## [TASK INPUT]
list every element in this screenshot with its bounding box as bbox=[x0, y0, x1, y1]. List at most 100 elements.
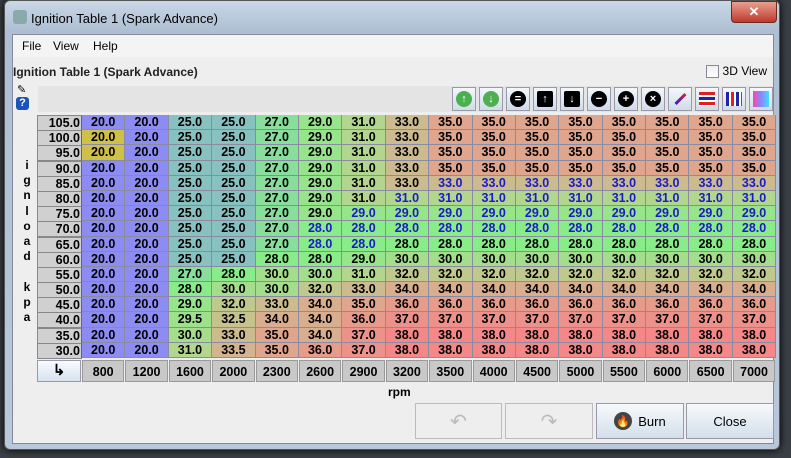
y-axis-value[interactable]: 75.0 bbox=[37, 206, 82, 223]
table-cell[interactable]: 20.0 bbox=[82, 175, 126, 191]
table-cell[interactable]: 20.0 bbox=[82, 130, 126, 146]
table-cell[interactable]: 29.5 bbox=[168, 312, 213, 328]
table-cell[interactable]: 27.0 bbox=[255, 236, 299, 252]
table-cell[interactable]: 33.0 bbox=[515, 175, 560, 191]
x-axis-value[interactable]: 1200 bbox=[125, 360, 168, 382]
table-cell[interactable]: 28.0 bbox=[429, 221, 473, 237]
table-cell[interactable]: 34.0 bbox=[689, 282, 733, 298]
table-cell[interactable]: 20.0 bbox=[82, 236, 126, 252]
redo-button[interactable]: ↷ bbox=[505, 403, 593, 439]
table-cell[interactable]: 25.0 bbox=[212, 175, 256, 191]
table-cell[interactable]: 38.0 bbox=[646, 342, 690, 358]
x-axis-value[interactable]: 2300 bbox=[255, 360, 298, 382]
table-cell[interactable]: 30.0 bbox=[298, 266, 343, 283]
table-cell[interactable]: 28.0 bbox=[298, 251, 343, 267]
table-cell[interactable]: 35.0 bbox=[559, 115, 603, 131]
table-cell[interactable]: 27.0 bbox=[168, 266, 213, 283]
swap-axes-icon[interactable]: ↳ bbox=[37, 360, 81, 382]
table-cell[interactable]: 37.0 bbox=[689, 312, 733, 328]
table-cell[interactable]: 35.0 bbox=[515, 145, 560, 161]
table-cell[interactable]: 35.0 bbox=[515, 115, 560, 131]
table-cell[interactable]: 33.5 bbox=[212, 342, 256, 358]
table-cell[interactable]: 25.0 bbox=[212, 221, 256, 237]
table-cell[interactable]: 32.0 bbox=[602, 266, 647, 283]
table-cell[interactable]: 28.0 bbox=[646, 221, 690, 237]
table-cell[interactable]: 28.0 bbox=[602, 236, 647, 252]
table-cell[interactable]: 37.0 bbox=[559, 312, 603, 328]
table-cell[interactable]: 29.0 bbox=[298, 175, 343, 191]
table-cell[interactable]: 31.0 bbox=[732, 190, 777, 207]
table-cell[interactable]: 25.0 bbox=[212, 115, 256, 131]
table-cell[interactable]: 20.0 bbox=[82, 221, 126, 237]
table-cell[interactable]: 38.0 bbox=[472, 342, 516, 358]
y-axis-value[interactable]: 55.0 bbox=[37, 266, 82, 283]
table-cell[interactable]: 20.0 bbox=[125, 312, 169, 328]
table-cell[interactable]: 35.0 bbox=[429, 115, 473, 131]
table-cell[interactable]: 28.0 bbox=[472, 221, 516, 237]
table-cell[interactable]: 28.0 bbox=[385, 221, 430, 237]
table-cell[interactable]: 28.0 bbox=[385, 236, 430, 252]
y-axis-value[interactable]: 45.0 bbox=[37, 297, 82, 314]
table-cell[interactable]: 35.0 bbox=[732, 145, 777, 161]
table-cell[interactable]: 29.0 bbox=[559, 206, 603, 222]
table-cell[interactable]: 34.0 bbox=[602, 282, 647, 298]
table-cell[interactable]: 30.0 bbox=[689, 251, 733, 267]
table-cell[interactable]: 38.0 bbox=[689, 342, 733, 358]
table-cell[interactable]: 35.0 bbox=[646, 160, 690, 176]
table-cell[interactable]: 29.0 bbox=[385, 206, 430, 222]
horizontal-interpolate-button[interactable] bbox=[695, 87, 719, 111]
table-cell[interactable]: 20.0 bbox=[125, 342, 169, 358]
table-cell[interactable]: 31.0 bbox=[342, 266, 386, 283]
table-cell[interactable]: 27.0 bbox=[255, 206, 299, 222]
table-cell[interactable]: 31.0 bbox=[342, 175, 386, 191]
table-cell[interactable]: 29.0 bbox=[515, 206, 560, 222]
table-cell[interactable]: 37.0 bbox=[646, 312, 690, 328]
table-cell[interactable]: 29.0 bbox=[298, 145, 343, 161]
table-cell[interactable]: 35.0 bbox=[472, 115, 516, 131]
table-cell[interactable]: 28.0 bbox=[342, 221, 386, 237]
table-cell[interactable]: 30.0 bbox=[515, 251, 560, 267]
multiply-button[interactable]: × bbox=[641, 87, 665, 111]
x-axis-value[interactable]: 6500 bbox=[689, 360, 732, 382]
table-cell[interactable]: 35.0 bbox=[646, 115, 690, 131]
x-axis-value[interactable]: 2600 bbox=[298, 360, 342, 382]
table-cell[interactable]: 25.0 bbox=[212, 251, 256, 267]
table-cell[interactable]: 35.0 bbox=[255, 327, 299, 343]
table-cell[interactable]: 30.0 bbox=[559, 251, 603, 267]
y-axis-value[interactable]: 95.0 bbox=[37, 145, 82, 162]
table-cell[interactable]: 20.0 bbox=[125, 221, 169, 237]
table-cell[interactable]: 28.0 bbox=[168, 282, 213, 298]
table-cell[interactable]: 27.0 bbox=[255, 175, 299, 191]
y-axis-value[interactable]: 30.0 bbox=[37, 342, 82, 359]
table-cell[interactable]: 37.0 bbox=[472, 312, 516, 328]
table-cell[interactable]: 30.0 bbox=[472, 251, 516, 267]
table-cell[interactable]: 29.0 bbox=[689, 206, 733, 222]
table-cell[interactable]: 36.0 bbox=[298, 342, 343, 358]
3d-view-toggle[interactable]: 3D View bbox=[705, 64, 767, 78]
table-cell[interactable]: 20.0 bbox=[125, 327, 169, 343]
table-cell[interactable]: 31.0 bbox=[429, 190, 473, 207]
table-cell[interactable]: 33.0 bbox=[342, 282, 386, 298]
y-axis-value[interactable]: 105.0 bbox=[37, 115, 82, 131]
vertical-interpolate-button[interactable] bbox=[722, 87, 746, 111]
table-cell[interactable]: 25.0 bbox=[212, 145, 256, 161]
window-close-button[interactable]: ✕ bbox=[731, 1, 777, 23]
table-cell[interactable]: 34.0 bbox=[429, 282, 473, 298]
table-cell[interactable]: 35.0 bbox=[559, 130, 603, 146]
table-cell[interactable]: 28.0 bbox=[559, 236, 603, 252]
table-cell[interactable]: 30.0 bbox=[646, 251, 690, 267]
table-cell[interactable]: 25.0 bbox=[168, 130, 213, 146]
table-cell[interactable]: 28.0 bbox=[689, 221, 733, 237]
table-cell[interactable]: 28.0 bbox=[602, 221, 647, 237]
table-cell[interactable]: 34.0 bbox=[732, 282, 777, 298]
table-cell[interactable]: 31.0 bbox=[602, 190, 647, 207]
table-cell[interactable]: 28.0 bbox=[689, 236, 733, 252]
table-cell[interactable]: 25.0 bbox=[212, 236, 256, 252]
table-cell[interactable]: 25.0 bbox=[168, 145, 213, 161]
table-cell[interactable]: 31.0 bbox=[646, 190, 690, 207]
table-cell[interactable]: 36.0 bbox=[342, 312, 386, 328]
table-cell[interactable]: 33.0 bbox=[646, 175, 690, 191]
table-cell[interactable]: 29.0 bbox=[298, 130, 343, 146]
table-cell[interactable]: 34.0 bbox=[385, 282, 430, 298]
table-cell[interactable]: 28.0 bbox=[732, 221, 777, 237]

## [DIRECTION]
Can you put the part of the listing that opens with the line containing "y-axis-value[interactable]: 75.0 bbox=[37, 206, 82, 223]" and closes with the line containing "table-cell[interactable]: 37.0 bbox=[689, 312, 733, 328]" into a numbered list, leaving out any blank lines?

## [ANSWER TO THIS TASK]
1. y-axis-value[interactable]: 75.0 bbox=[37, 206, 82, 223]
2. table-cell[interactable]: 20.0 bbox=[82, 175, 126, 191]
3. table-cell[interactable]: 20.0 bbox=[82, 130, 126, 146]
4. table-cell[interactable]: 29.5 bbox=[168, 312, 213, 328]
5. table-cell[interactable]: 27.0 bbox=[255, 236, 299, 252]
6. table-cell[interactable]: 33.0 bbox=[515, 175, 560, 191]
7. x-axis-value[interactable]: 1200 bbox=[125, 360, 168, 382]
8. table-cell[interactable]: 28.0 bbox=[429, 221, 473, 237]
9. table-cell[interactable]: 34.0 bbox=[689, 282, 733, 298]
10. table-cell[interactable]: 20.0 bbox=[82, 236, 126, 252]
11. redo-button[interactable]: ↷ bbox=[505, 403, 593, 439]
12. table-cell[interactable]: 25.0 bbox=[212, 175, 256, 191]
13. table-cell[interactable]: 38.0 bbox=[646, 342, 690, 358]
14. x-axis-value[interactable]: 2300 bbox=[255, 360, 298, 382]
15. table-cell[interactable]: 30.0 bbox=[298, 266, 343, 283]
16. table-cell[interactable]: 28.0 bbox=[298, 251, 343, 267]
17. table-cell[interactable]: 35.0 bbox=[559, 115, 603, 131]
18. table-cell[interactable]: 27.0 bbox=[168, 266, 213, 283]
19. swap-axes-icon[interactable]: ↳ bbox=[37, 360, 81, 382]
20. table-cell[interactable]: 37.0 bbox=[689, 312, 733, 328]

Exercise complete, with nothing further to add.